§ **THE EXERCISE**
Copy every line of the items below word for word, but leave out the pictures.

Layout annotations

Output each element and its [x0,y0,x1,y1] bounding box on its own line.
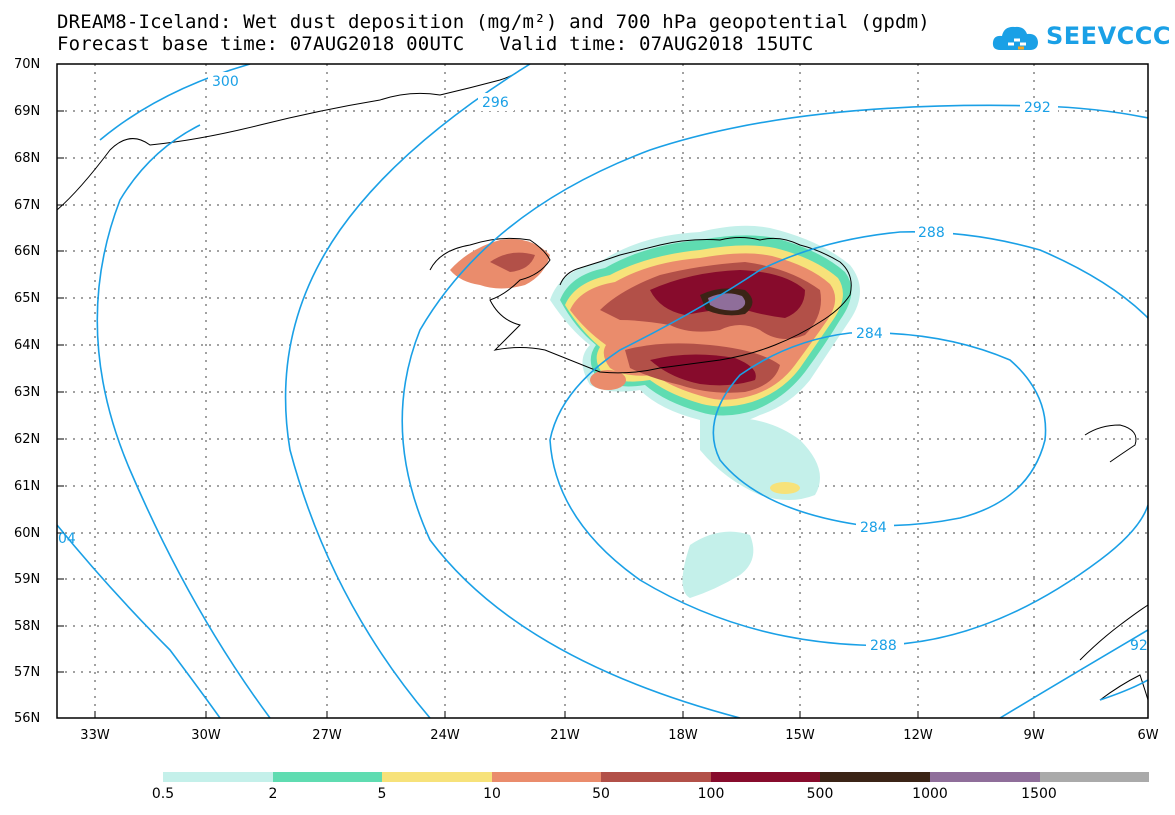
lat-label-66n: 66N [14,244,41,259]
lon-label-6w: 6W [1137,728,1159,743]
legend-swatch-3 [382,772,492,782]
cloud-logo-icon [992,26,1038,50]
map-title: DREAM8-Iceland: Wet dust deposition (mg/… [57,11,930,33]
legend-label-5: 5 [377,786,387,802]
legend-swatch-7 [820,772,930,782]
lat-label-60n: 60N [14,526,41,541]
contour-label-284-north: 284 [856,326,883,342]
lat-label-56n: 56N [14,711,41,726]
lon-label-24w: 24W [430,728,460,743]
legend-swatch-4 [491,772,602,782]
lat-label-68n: 68N [14,151,41,166]
lon-label-18w: 18W [668,728,698,743]
contour-label-284-south: 284 [860,520,887,536]
legend-label-50: 50 [592,786,610,802]
legend-swatch-1 [163,772,273,782]
lat-label-58n: 58N [14,619,41,634]
legend-label-100: 100 [697,786,725,802]
contour-label-288-south: 288 [870,638,897,654]
contour-label-304-edge: 04 [58,531,76,547]
lat-label-62n: 62N [14,432,41,447]
dust-deposition-field [450,225,860,598]
legend-label-2: 2 [268,786,278,802]
lon-label-27w: 27W [312,728,342,743]
forecast-time-subtitle: Forecast base time: 07AUG2018 00UTC Vali… [57,33,814,55]
legend-swatch-8 [929,772,1040,782]
lat-label-63n: 63N [14,385,41,400]
legend-swatch-2 [272,772,383,782]
lat-label-57n: 57N [14,665,41,680]
lat-label-65n: 65N [14,291,41,306]
legend-swatch-9 [1039,772,1150,782]
contour-label-300: 300 [212,74,239,90]
legend-label-10: 10 [483,786,501,802]
lon-label-21w: 21W [550,728,580,743]
contour-label-288-north: 288 [918,225,945,241]
lat-label-64n: 64N [14,338,41,353]
lon-label-15w: 15W [785,728,815,743]
lat-label-61n: 61N [14,479,41,494]
lat-label-69n: 69N [14,104,41,119]
lon-label-12w: 12W [903,728,933,743]
coastlines [57,69,1148,701]
contour-label-296: 296 [482,95,509,111]
legend-label-0-5: 0.5 [151,786,175,802]
lon-label-30w: 30W [191,728,221,743]
lon-label-33w: 33W [80,728,110,743]
legend-swatch-5 [601,772,711,782]
contour-label-292-edge: 92 [1130,638,1148,654]
legend-colorbar [163,772,1150,782]
lat-label-70n: 70N [14,57,41,72]
lat-label-67n: 67N [14,198,41,213]
lat-label-59n: 59N [14,572,41,587]
logo-text: SEEVCCC [1046,22,1171,50]
legend-swatch-6 [710,772,821,782]
contour-label-292: 292 [1024,100,1051,116]
legend-label-1000: 1000 [912,786,948,802]
axis-ticks [57,63,1149,718]
map-frame [56,63,1149,719]
lon-label-9w: 9W [1023,728,1045,743]
legend-label-1500: 1500 [1021,786,1057,802]
legend-label-500: 500 [806,786,834,802]
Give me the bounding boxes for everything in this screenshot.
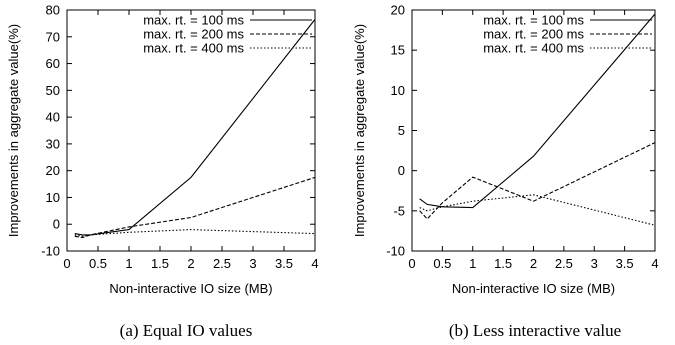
x-tick-label: 0.5 bbox=[89, 256, 107, 271]
x-tick-label: 2 bbox=[530, 256, 537, 271]
y-tick-label: 20 bbox=[391, 3, 405, 18]
y-tick-label: 60 bbox=[46, 56, 60, 71]
series-line-2 bbox=[74, 176, 316, 239]
y-axis-label: Improvements in aggregate value(%) bbox=[352, 24, 367, 237]
legend-label: max. rt. = 400 ms bbox=[143, 41, 244, 56]
y-tick-label: 40 bbox=[46, 110, 60, 125]
series-line-2 bbox=[419, 142, 656, 220]
chart-b: 0 0.5 1 1.5 2 2.5 3 3.5 4 -10 -5 0 5 10 15 20 Non-intera… bbox=[352, 3, 659, 341]
x-tick-label: 3 bbox=[249, 256, 256, 271]
legend-label: max. rt. = 100 ms bbox=[483, 13, 584, 28]
x-tick-label: 2 bbox=[187, 256, 194, 271]
y-tick-label: -10 bbox=[386, 244, 405, 259]
x-tick-label: 0 bbox=[63, 256, 70, 271]
legend-label: max. rt. = 100 ms bbox=[143, 13, 244, 28]
series-line-3 bbox=[419, 194, 656, 226]
y-tick-label: 5 bbox=[398, 123, 405, 138]
x-tick-label: 1.5 bbox=[494, 256, 512, 271]
y-tick-label: 70 bbox=[46, 29, 60, 44]
series-line-1 bbox=[74, 19, 316, 236]
x-tick-label: 4 bbox=[651, 256, 658, 271]
x-tick-label: 2.5 bbox=[555, 256, 573, 271]
figure-caption: (b) Less interactive value bbox=[449, 321, 621, 340]
x-tick-label: 0.5 bbox=[433, 256, 451, 271]
y-tick-label: 10 bbox=[391, 83, 405, 98]
x-tick-label: 3 bbox=[591, 256, 598, 271]
y-tick-label: 0 bbox=[53, 217, 60, 232]
y-tick-label: 10 bbox=[46, 190, 60, 205]
series-line-3 bbox=[74, 229, 316, 237]
series-line-1 bbox=[419, 13, 656, 209]
x-tick-label: 4 bbox=[311, 256, 318, 271]
y-tick-label: 30 bbox=[46, 136, 60, 151]
x-axis-label: Non-interactive IO size (MB) bbox=[109, 281, 272, 296]
legend-label: max. rt. = 200 ms bbox=[143, 27, 244, 42]
x-tick-label: 3.5 bbox=[616, 256, 634, 271]
y-axis-label: Improvements in aggregate value(%) bbox=[6, 24, 21, 237]
figure-caption: (a) Equal IO values bbox=[120, 321, 253, 340]
x-tick-label: 1 bbox=[469, 256, 476, 271]
x-axis-label: Non-interactive IO size (MB) bbox=[452, 281, 615, 296]
y-tick-label: 15 bbox=[391, 43, 405, 58]
y-tick-label: 80 bbox=[46, 3, 60, 18]
y-tick-label: 0 bbox=[398, 163, 405, 178]
x-tick-label: 1.5 bbox=[151, 256, 169, 271]
y-tick-label: -10 bbox=[41, 244, 60, 259]
x-tick-label: 1 bbox=[125, 256, 132, 271]
x-tick-label: 2.5 bbox=[213, 256, 231, 271]
legend-label: max. rt. = 400 ms bbox=[483, 41, 584, 56]
y-tick-label: 20 bbox=[46, 163, 60, 178]
x-tick-label: 0 bbox=[408, 256, 415, 271]
y-tick-label: 50 bbox=[46, 83, 60, 98]
chart-a: 0 0.5 1 1.5 2 2.5 3 3.5 4-1001020304050607080Non… bbox=[6, 3, 319, 341]
x-tick-label: 3.5 bbox=[275, 256, 293, 271]
y-tick-label: -5 bbox=[393, 203, 405, 218]
legend-label: max. rt. = 200 ms bbox=[483, 27, 584, 42]
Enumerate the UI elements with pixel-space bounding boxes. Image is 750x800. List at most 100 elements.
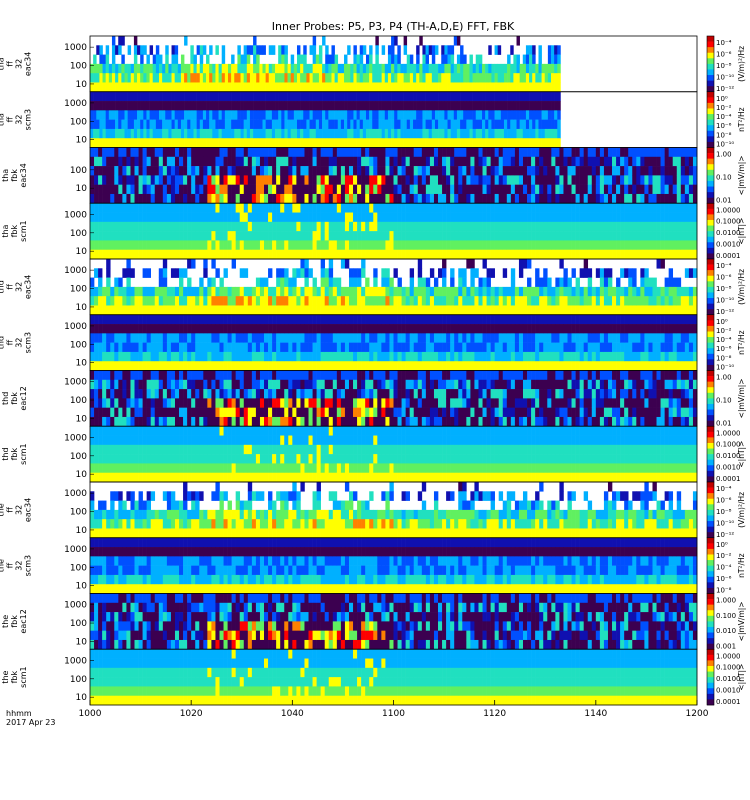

§ **ANSWER FOR THIS EXERCISE**
Output each element and its [x0,y0,x1,y1] bounding box on its own line.
lat-label-66n: 66N [14,244,41,259]
lon-label-6w: 6W [1137,728,1159,743]
legend-swatch-3 [382,772,492,782]
cloud-logo-icon [992,26,1038,50]
map-title: DREAM8-Iceland: Wet dust deposition (mg/… [57,11,930,33]
legend-label-5: 5 [377,786,387,802]
legend-swatch-7 [820,772,930,782]
lat-label-60n: 60N [14,526,41,541]
contour-label-284-north: 284 [856,326,883,342]
lat-label-56n: 56N [14,711,41,726]
lon-label-24w: 24W [430,728,460,743]
legend-swatch-4 [491,772,602,782]
lat-label-68n: 68N [14,151,41,166]
lon-label-18w: 18W [668,728,698,743]
contour-label-284-south: 284 [860,520,887,536]
legend-label-50: 50 [592,786,610,802]
legend-swatch-1 [163,772,273,782]
lat-label-58n: 58N [14,619,41,634]
legend-label-100: 100 [697,786,725,802]
contour-label-288-south: 288 [870,638,897,654]
contour-label-304-edge: 04 [58,531,76,547]
lat-label-62n: 62N [14,432,41,447]
dust-deposition-field [450,225,860,598]
legend-label-2: 2 [268,786,278,802]
lon-label-27w: 27W [312,728,342,743]
forecast-time-subtitle: Forecast base time: 07AUG2018 00UTC Vali… [57,33,814,55]
legend-swatch-8 [929,772,1040,782]
lat-label-63n: 63N [14,385,41,400]
legend-swatch-2 [272,772,383,782]
lat-label-57n: 57N [14,665,41,680]
lat-label-65n: 65N [14,291,41,306]
legend-swatch-9 [1039,772,1150,782]
contour-label-300: 300 [212,74,239,90]
legend-label-10: 10 [483,786,501,802]
lon-label-21w: 21W [550,728,580,743]
contour-label-288-north: 288 [918,225,945,241]
lat-label-64n: 64N [14,338,41,353]
lon-label-15w: 15W [785,728,815,743]
lat-label-61n: 61N [14,479,41,494]
lat-label-69n: 69N [14,104,41,119]
lon-label-12w: 12W [903,728,933,743]
coastlines [57,69,1148,701]
contour-label-296: 296 [482,95,509,111]
legend-label-0-5: 0.5 [151,786,175,802]
lon-label-30w: 30W [191,728,221,743]
lon-label-33w: 33W [80,728,110,743]
legend-swatch-5 [601,772,711,782]
contour-label-292-edge: 92 [1130,638,1148,654]
legend-colorbar [163,772,1150,782]
lat-label-70n: 70N [14,57,41,72]
lat-label-67n: 67N [14,198,41,213]
lat-label-59n: 59N [14,572,41,587]
logo-text: SEEVCCC [1046,22,1171,50]
legend-swatch-6 [710,772,821,782]
contour-label-292: 292 [1024,100,1051,116]
legend-label-1000: 1000 [912,786,948,802]
axis-ticks [57,63,1149,718]
map-frame [56,63,1149,719]
lon-label-9w: 9W [1023,728,1045,743]
legend-label-1500: 1500 [1021,786,1057,802]
legend-label-500: 500 [806,786,834,802]
Give me the bounding boxes for everything in this screenshot.
x-tick-label: 0.5 bbox=[89, 256, 107, 271]
x-tick-label: 2 bbox=[530, 256, 537, 271]
y-tick-label: 20 bbox=[391, 3, 405, 18]
y-tick-label: 60 bbox=[46, 56, 60, 71]
series-line-2 bbox=[74, 176, 316, 239]
y-axis-label: Improvements in aggregate value(%) bbox=[352, 24, 367, 237]
legend-label: max. rt. = 400 ms bbox=[143, 41, 244, 56]
y-tick-label: 40 bbox=[46, 110, 60, 125]
series-line-2 bbox=[419, 142, 656, 220]
chart-b: 0 0.5 1 1.5 2 2.5 3 3.5 4 -10 -5 0 5 10 15 20 Non-intera… bbox=[352, 3, 659, 341]
x-tick-label: 3 bbox=[249, 256, 256, 271]
legend-label: max. rt. = 100 ms bbox=[483, 13, 584, 28]
x-tick-label: 2 bbox=[187, 256, 194, 271]
y-tick-label: -10 bbox=[386, 244, 405, 259]
x-tick-label: 0 bbox=[63, 256, 70, 271]
legend-label: max. rt. = 100 ms bbox=[143, 13, 244, 28]
series-line-3 bbox=[419, 194, 656, 226]
y-tick-label: 5 bbox=[398, 123, 405, 138]
x-tick-label: 1.5 bbox=[494, 256, 512, 271]
y-tick-label: 70 bbox=[46, 29, 60, 44]
series-line-1 bbox=[74, 19, 316, 236]
x-tick-label: 4 bbox=[651, 256, 658, 271]
x-tick-label: 2.5 bbox=[555, 256, 573, 271]
figure-caption: (b) Less interactive value bbox=[449, 321, 621, 340]
x-tick-label: 0.5 bbox=[433, 256, 451, 271]
y-tick-label: 10 bbox=[391, 83, 405, 98]
x-tick-label: 3 bbox=[591, 256, 598, 271]
y-tick-label: 0 bbox=[53, 217, 60, 232]
y-tick-label: 10 bbox=[46, 190, 60, 205]
series-line-3 bbox=[74, 229, 316, 237]
series-line-1 bbox=[419, 13, 656, 209]
x-tick-label: 4 bbox=[311, 256, 318, 271]
y-tick-label: 30 bbox=[46, 136, 60, 151]
x-axis-label: Non-interactive IO size (MB) bbox=[109, 281, 272, 296]
legend-label: max. rt. = 200 ms bbox=[143, 27, 244, 42]
x-tick-label: 3.5 bbox=[616, 256, 634, 271]
y-axis-label: Improvements in aggregate value(%) bbox=[6, 24, 21, 237]
figure-caption: (a) Equal IO values bbox=[120, 321, 253, 340]
x-tick-label: 1 bbox=[469, 256, 476, 271]
x-axis-label: Non-interactive IO size (MB) bbox=[452, 281, 615, 296]
y-tick-label: 15 bbox=[391, 43, 405, 58]
y-tick-label: 80 bbox=[46, 3, 60, 18]
y-tick-label: 0 bbox=[398, 163, 405, 178]
x-tick-label: 1.5 bbox=[151, 256, 169, 271]
y-tick-label: -10 bbox=[41, 244, 60, 259]
x-tick-label: 1 bbox=[125, 256, 132, 271]
x-tick-label: 2.5 bbox=[213, 256, 231, 271]
legend-label: max. rt. = 400 ms bbox=[483, 41, 584, 56]
y-tick-label: 20 bbox=[46, 163, 60, 178]
x-tick-label: 0 bbox=[408, 256, 415, 271]
y-tick-label: 50 bbox=[46, 83, 60, 98]
chart-a: 0 0.5 1 1.5 2 2.5 3 3.5 4-1001020304050607080Non… bbox=[6, 3, 319, 341]
x-tick-label: 3.5 bbox=[275, 256, 293, 271]
y-tick-label: -5 bbox=[393, 203, 405, 218]
legend-label: max. rt. = 200 ms bbox=[483, 27, 584, 42]
Enumerate the UI elements with pixel-space bounding boxes. Image is 750x800. List at most 100 elements.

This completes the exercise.